Problem details. Identify the lines bearing the string "August" and gather them.

Records about charts and figures.
# # # # #

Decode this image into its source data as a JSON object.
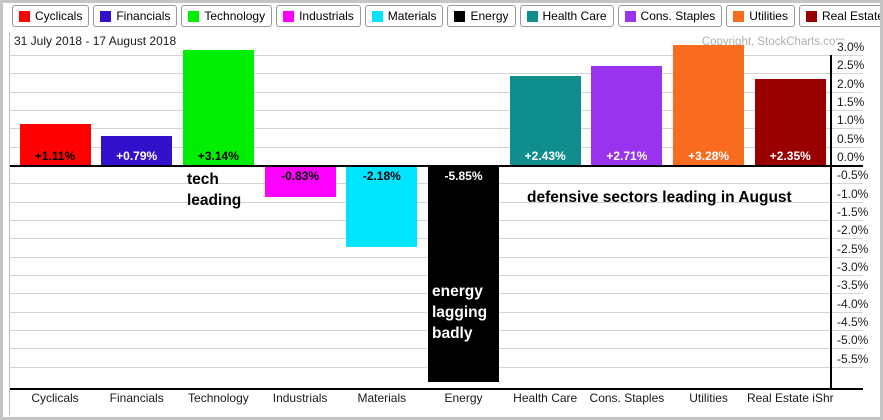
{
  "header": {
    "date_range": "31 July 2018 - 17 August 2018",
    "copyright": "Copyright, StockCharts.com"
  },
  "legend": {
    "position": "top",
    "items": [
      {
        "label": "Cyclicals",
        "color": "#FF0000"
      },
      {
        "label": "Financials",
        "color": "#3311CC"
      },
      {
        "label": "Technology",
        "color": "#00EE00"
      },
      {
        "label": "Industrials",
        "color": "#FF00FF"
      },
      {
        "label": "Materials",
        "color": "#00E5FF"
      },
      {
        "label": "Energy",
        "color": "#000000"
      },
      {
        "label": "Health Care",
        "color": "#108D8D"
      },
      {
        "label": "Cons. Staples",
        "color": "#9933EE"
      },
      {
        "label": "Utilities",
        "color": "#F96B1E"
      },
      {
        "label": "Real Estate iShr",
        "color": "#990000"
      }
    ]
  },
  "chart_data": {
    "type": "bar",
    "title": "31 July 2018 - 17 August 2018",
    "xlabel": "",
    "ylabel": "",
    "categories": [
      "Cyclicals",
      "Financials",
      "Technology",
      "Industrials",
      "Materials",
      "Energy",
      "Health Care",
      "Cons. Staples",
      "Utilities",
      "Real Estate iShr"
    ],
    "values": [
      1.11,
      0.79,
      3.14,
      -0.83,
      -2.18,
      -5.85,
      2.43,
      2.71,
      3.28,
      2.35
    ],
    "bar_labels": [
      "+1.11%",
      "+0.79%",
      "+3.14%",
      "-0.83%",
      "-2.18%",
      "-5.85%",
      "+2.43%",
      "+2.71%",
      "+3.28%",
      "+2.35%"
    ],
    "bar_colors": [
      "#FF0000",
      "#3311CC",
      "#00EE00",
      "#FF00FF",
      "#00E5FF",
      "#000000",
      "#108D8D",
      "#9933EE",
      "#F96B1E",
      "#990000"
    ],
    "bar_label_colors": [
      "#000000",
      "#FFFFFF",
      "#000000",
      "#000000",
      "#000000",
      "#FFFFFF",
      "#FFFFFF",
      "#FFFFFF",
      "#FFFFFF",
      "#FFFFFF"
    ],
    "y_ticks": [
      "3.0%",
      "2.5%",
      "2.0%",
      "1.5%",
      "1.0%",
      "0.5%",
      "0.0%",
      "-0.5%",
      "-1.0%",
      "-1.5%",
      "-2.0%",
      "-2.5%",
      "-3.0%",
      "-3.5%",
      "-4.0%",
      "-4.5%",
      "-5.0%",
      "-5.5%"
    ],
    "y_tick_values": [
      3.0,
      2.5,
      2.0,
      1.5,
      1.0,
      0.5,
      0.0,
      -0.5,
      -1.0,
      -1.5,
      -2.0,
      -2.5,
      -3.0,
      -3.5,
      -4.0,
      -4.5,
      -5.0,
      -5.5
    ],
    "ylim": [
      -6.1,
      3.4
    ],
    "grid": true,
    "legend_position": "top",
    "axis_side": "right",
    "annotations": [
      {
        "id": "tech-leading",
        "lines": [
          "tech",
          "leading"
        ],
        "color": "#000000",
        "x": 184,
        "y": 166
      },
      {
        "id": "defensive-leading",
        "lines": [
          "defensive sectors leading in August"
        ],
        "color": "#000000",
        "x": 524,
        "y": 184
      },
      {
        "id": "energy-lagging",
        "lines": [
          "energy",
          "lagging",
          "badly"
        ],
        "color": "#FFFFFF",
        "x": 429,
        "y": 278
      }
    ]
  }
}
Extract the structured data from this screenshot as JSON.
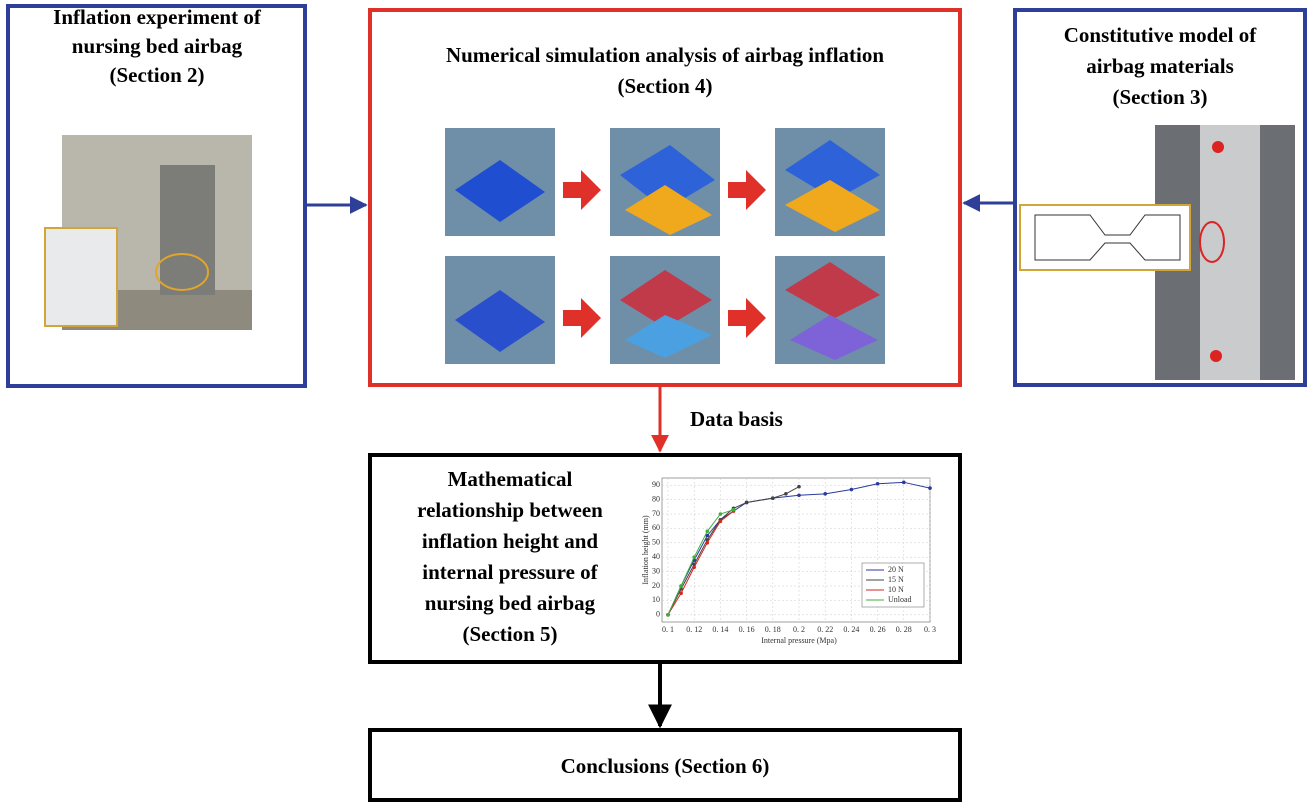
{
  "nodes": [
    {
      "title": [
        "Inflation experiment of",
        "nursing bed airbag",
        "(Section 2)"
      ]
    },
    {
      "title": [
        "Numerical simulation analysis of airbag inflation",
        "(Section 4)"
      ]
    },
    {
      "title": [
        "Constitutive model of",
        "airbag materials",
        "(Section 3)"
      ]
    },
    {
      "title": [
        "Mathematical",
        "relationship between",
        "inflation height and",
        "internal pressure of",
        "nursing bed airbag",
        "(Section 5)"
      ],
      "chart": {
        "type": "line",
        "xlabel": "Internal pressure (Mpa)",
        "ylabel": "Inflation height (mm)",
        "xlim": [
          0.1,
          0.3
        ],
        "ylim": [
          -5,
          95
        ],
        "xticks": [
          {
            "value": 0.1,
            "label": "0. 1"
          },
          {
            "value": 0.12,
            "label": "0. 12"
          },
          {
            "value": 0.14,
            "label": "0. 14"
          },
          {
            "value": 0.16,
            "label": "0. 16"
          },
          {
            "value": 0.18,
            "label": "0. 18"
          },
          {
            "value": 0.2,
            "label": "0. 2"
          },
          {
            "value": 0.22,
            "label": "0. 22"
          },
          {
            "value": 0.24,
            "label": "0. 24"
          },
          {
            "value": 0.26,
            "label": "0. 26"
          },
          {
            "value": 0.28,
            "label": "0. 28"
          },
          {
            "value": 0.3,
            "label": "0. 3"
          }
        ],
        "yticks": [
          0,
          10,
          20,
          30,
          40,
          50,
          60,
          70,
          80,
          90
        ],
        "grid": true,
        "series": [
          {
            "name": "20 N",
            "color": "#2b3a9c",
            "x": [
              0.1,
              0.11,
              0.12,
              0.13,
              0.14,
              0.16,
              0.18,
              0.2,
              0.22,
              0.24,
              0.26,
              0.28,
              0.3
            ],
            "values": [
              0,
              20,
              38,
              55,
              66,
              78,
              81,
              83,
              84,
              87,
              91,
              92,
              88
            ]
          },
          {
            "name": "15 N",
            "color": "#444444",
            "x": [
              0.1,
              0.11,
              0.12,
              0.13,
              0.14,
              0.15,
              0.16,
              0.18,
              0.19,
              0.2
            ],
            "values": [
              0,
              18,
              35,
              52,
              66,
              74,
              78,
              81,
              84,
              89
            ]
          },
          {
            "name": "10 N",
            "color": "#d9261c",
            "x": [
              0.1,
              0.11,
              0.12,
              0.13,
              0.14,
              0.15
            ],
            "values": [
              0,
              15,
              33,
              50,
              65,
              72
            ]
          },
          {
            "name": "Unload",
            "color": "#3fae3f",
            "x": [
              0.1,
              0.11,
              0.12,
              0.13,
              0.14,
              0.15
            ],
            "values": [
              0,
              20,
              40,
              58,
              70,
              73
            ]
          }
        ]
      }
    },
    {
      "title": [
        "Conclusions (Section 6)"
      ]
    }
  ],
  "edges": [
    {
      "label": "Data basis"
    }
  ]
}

# # # # #

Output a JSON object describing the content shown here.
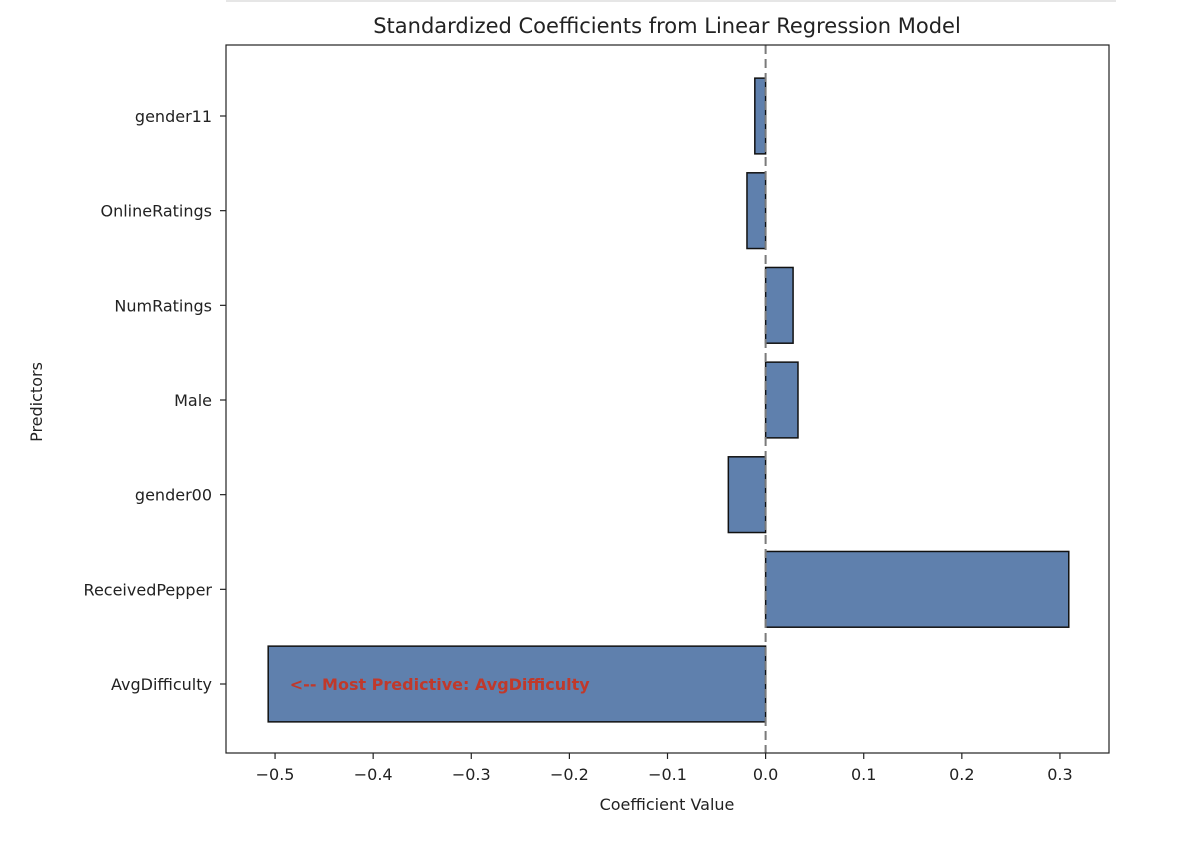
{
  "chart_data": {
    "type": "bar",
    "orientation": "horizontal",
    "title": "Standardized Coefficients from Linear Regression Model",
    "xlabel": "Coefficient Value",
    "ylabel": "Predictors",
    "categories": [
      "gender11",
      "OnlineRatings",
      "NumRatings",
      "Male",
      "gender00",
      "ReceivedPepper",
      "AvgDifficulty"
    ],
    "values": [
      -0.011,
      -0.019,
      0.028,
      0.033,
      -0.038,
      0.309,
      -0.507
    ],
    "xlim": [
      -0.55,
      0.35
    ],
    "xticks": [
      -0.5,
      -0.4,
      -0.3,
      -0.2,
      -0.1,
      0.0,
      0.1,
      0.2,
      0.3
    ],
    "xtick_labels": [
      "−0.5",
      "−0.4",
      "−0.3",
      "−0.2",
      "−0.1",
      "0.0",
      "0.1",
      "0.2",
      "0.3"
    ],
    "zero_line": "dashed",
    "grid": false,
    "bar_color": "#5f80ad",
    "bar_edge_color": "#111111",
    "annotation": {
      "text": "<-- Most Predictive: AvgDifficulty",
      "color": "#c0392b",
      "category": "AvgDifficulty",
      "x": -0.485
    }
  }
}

# # # # #

Answer to the task.
    "date_range": "31 July 2018 - 17 August 2018",
    "title": "31 July 2018 - 17 August 2018",
          "defensive sectors leading in August"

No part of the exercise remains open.